REQUIRED WORK | State how many lines of the listing below include the word "written". Give only the number.
☆ ☆ ☆
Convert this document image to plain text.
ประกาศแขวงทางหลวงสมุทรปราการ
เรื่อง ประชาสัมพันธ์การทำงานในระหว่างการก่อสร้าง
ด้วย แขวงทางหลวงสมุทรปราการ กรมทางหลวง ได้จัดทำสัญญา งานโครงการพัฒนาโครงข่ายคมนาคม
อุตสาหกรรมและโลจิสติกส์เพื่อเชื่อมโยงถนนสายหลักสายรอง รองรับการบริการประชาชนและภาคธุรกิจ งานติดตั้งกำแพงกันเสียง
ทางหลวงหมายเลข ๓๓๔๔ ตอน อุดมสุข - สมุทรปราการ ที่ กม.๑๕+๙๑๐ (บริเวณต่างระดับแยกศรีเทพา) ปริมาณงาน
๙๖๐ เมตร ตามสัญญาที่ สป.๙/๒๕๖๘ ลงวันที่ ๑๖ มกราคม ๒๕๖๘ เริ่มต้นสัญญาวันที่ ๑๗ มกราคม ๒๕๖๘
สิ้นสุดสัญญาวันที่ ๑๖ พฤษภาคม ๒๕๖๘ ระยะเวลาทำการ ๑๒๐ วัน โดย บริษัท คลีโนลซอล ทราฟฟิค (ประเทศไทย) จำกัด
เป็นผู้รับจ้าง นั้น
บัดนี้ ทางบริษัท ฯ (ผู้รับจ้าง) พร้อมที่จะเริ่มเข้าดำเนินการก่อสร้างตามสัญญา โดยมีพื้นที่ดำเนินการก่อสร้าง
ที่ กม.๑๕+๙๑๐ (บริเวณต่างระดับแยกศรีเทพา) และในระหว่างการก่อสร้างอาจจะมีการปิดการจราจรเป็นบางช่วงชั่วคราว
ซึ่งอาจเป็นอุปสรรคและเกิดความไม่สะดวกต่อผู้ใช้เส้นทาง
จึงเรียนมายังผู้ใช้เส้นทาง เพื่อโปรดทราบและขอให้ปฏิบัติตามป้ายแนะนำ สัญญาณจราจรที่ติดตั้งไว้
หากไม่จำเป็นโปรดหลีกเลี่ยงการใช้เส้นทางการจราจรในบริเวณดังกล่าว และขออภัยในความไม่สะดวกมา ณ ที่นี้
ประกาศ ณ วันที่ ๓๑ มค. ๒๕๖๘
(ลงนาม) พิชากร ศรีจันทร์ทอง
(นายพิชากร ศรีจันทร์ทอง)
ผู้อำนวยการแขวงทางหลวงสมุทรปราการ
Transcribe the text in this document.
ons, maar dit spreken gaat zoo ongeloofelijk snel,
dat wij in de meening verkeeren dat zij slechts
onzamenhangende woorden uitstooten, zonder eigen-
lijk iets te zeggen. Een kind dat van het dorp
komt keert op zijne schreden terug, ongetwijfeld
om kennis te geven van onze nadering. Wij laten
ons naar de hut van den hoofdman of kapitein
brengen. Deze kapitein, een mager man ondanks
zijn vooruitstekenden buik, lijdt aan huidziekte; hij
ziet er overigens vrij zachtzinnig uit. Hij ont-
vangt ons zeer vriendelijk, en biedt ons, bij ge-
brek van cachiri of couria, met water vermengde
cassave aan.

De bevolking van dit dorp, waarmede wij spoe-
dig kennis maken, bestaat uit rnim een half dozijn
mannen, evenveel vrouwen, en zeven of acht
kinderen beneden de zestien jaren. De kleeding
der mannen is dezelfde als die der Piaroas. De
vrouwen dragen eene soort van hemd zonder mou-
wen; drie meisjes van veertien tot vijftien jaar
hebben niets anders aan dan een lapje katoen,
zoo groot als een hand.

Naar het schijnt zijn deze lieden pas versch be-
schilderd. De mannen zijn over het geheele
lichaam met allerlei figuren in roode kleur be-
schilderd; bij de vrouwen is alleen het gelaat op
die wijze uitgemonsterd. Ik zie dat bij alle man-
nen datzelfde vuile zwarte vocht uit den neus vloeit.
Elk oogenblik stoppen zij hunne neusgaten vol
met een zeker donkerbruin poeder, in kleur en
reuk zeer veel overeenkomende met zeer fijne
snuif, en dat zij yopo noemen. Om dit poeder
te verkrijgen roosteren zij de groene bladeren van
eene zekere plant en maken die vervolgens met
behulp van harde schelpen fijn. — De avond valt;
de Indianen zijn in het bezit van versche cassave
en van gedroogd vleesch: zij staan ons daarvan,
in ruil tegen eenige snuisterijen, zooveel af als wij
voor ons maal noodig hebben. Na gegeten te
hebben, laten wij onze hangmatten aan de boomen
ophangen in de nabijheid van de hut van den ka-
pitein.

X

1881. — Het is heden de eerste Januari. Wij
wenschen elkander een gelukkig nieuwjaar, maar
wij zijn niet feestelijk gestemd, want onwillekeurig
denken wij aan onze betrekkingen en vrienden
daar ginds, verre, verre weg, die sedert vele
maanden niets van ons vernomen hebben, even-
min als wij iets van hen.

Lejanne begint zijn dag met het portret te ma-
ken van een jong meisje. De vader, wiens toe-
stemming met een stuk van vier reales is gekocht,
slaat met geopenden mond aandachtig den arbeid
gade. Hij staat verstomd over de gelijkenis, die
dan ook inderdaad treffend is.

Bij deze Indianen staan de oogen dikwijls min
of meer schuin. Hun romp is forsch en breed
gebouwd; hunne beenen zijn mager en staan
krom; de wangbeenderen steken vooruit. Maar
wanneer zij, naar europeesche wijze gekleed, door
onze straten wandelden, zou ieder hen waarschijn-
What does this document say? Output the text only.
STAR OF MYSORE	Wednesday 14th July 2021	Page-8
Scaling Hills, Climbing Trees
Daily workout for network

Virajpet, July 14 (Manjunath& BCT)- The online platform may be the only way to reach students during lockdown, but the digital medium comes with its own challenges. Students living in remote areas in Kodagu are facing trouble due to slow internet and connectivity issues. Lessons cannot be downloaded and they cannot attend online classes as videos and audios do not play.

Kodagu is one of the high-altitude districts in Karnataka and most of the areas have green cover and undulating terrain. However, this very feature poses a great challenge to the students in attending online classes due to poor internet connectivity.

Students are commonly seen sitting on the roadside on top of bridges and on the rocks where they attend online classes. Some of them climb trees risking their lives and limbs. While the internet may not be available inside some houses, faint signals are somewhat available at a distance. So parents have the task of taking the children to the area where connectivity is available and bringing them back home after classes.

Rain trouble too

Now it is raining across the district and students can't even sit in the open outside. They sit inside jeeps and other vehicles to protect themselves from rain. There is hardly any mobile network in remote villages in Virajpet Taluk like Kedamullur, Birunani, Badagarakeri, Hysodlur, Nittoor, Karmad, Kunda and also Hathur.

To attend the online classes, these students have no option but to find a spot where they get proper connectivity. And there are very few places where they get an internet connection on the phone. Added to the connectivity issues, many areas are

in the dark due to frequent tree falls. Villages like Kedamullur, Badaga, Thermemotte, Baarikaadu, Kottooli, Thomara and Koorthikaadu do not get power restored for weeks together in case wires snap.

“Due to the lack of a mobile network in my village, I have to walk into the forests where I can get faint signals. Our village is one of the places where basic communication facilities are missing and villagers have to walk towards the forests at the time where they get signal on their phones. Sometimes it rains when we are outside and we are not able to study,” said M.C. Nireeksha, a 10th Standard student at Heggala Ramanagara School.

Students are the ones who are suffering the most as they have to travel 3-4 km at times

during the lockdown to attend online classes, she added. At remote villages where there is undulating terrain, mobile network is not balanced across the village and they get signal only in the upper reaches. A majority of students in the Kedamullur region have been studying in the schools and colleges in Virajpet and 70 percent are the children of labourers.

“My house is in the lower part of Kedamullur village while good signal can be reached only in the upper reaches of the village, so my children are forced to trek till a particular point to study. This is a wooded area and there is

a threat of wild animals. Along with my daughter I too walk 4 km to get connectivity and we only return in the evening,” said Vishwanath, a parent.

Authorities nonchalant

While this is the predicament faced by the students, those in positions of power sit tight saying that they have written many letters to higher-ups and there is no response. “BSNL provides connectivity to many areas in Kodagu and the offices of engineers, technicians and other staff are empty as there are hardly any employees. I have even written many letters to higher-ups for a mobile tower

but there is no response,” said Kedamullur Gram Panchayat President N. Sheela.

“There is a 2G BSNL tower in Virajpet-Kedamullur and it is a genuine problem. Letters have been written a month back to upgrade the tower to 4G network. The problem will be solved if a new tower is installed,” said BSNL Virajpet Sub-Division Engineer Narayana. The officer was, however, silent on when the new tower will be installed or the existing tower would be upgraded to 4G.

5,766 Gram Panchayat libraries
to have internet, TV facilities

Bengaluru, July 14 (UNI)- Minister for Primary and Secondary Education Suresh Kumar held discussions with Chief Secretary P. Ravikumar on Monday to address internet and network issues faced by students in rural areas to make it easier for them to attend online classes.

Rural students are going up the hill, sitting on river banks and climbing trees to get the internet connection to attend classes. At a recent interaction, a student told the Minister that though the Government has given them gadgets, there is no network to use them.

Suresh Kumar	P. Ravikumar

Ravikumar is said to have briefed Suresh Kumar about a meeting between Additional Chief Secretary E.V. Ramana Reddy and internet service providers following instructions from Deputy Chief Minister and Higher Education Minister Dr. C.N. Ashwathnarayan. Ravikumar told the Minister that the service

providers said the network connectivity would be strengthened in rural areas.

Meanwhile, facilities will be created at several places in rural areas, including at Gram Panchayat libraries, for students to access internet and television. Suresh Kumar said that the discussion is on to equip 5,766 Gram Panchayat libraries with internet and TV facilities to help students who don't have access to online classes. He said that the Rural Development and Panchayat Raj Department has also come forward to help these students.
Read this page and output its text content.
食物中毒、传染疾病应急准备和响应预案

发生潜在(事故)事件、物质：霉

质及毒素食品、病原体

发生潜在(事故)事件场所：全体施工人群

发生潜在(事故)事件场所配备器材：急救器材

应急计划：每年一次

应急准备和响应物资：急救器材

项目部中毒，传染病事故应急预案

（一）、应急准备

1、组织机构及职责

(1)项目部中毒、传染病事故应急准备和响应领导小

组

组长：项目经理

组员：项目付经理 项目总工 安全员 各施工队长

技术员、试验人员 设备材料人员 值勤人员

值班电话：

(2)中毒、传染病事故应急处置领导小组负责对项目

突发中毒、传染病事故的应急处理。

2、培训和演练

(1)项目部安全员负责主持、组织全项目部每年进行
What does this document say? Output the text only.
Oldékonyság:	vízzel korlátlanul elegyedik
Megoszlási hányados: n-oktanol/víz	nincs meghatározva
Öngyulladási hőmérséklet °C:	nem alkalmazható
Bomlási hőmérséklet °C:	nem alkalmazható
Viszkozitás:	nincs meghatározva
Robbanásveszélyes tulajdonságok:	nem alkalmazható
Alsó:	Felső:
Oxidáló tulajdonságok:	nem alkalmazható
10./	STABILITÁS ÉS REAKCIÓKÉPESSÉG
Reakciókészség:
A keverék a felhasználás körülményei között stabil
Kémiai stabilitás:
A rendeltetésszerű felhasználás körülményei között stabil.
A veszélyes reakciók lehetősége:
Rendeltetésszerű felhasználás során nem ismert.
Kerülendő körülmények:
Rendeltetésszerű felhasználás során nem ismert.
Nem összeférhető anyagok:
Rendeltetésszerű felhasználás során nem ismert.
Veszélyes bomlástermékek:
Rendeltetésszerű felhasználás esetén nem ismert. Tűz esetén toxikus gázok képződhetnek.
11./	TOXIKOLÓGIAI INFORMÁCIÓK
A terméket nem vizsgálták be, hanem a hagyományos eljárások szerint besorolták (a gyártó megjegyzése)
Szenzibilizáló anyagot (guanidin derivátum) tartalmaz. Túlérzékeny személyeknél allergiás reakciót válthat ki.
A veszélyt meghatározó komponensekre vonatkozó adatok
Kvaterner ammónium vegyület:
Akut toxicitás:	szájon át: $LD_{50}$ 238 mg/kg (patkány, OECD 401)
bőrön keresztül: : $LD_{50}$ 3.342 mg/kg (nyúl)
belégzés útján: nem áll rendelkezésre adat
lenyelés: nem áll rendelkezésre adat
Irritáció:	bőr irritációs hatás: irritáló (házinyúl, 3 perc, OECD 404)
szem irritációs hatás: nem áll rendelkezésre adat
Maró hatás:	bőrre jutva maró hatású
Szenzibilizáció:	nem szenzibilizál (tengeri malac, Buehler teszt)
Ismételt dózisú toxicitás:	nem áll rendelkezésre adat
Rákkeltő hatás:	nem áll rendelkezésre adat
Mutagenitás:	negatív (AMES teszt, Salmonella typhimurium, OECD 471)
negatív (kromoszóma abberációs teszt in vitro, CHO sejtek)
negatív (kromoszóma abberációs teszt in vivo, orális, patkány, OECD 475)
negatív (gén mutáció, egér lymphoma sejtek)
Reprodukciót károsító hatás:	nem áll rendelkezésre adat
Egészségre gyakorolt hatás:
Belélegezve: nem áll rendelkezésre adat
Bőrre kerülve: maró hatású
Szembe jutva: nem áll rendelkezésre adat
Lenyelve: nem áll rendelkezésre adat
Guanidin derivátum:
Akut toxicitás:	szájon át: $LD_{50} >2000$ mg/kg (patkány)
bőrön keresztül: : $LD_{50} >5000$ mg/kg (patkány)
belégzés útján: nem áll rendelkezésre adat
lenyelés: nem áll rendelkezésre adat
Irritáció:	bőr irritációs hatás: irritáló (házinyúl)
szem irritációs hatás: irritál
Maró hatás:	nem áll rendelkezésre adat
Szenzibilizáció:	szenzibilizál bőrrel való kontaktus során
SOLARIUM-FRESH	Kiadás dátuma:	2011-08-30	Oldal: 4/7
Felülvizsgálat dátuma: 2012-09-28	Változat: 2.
☆ ☆ ☆
EXPECTED OUTPUT | 2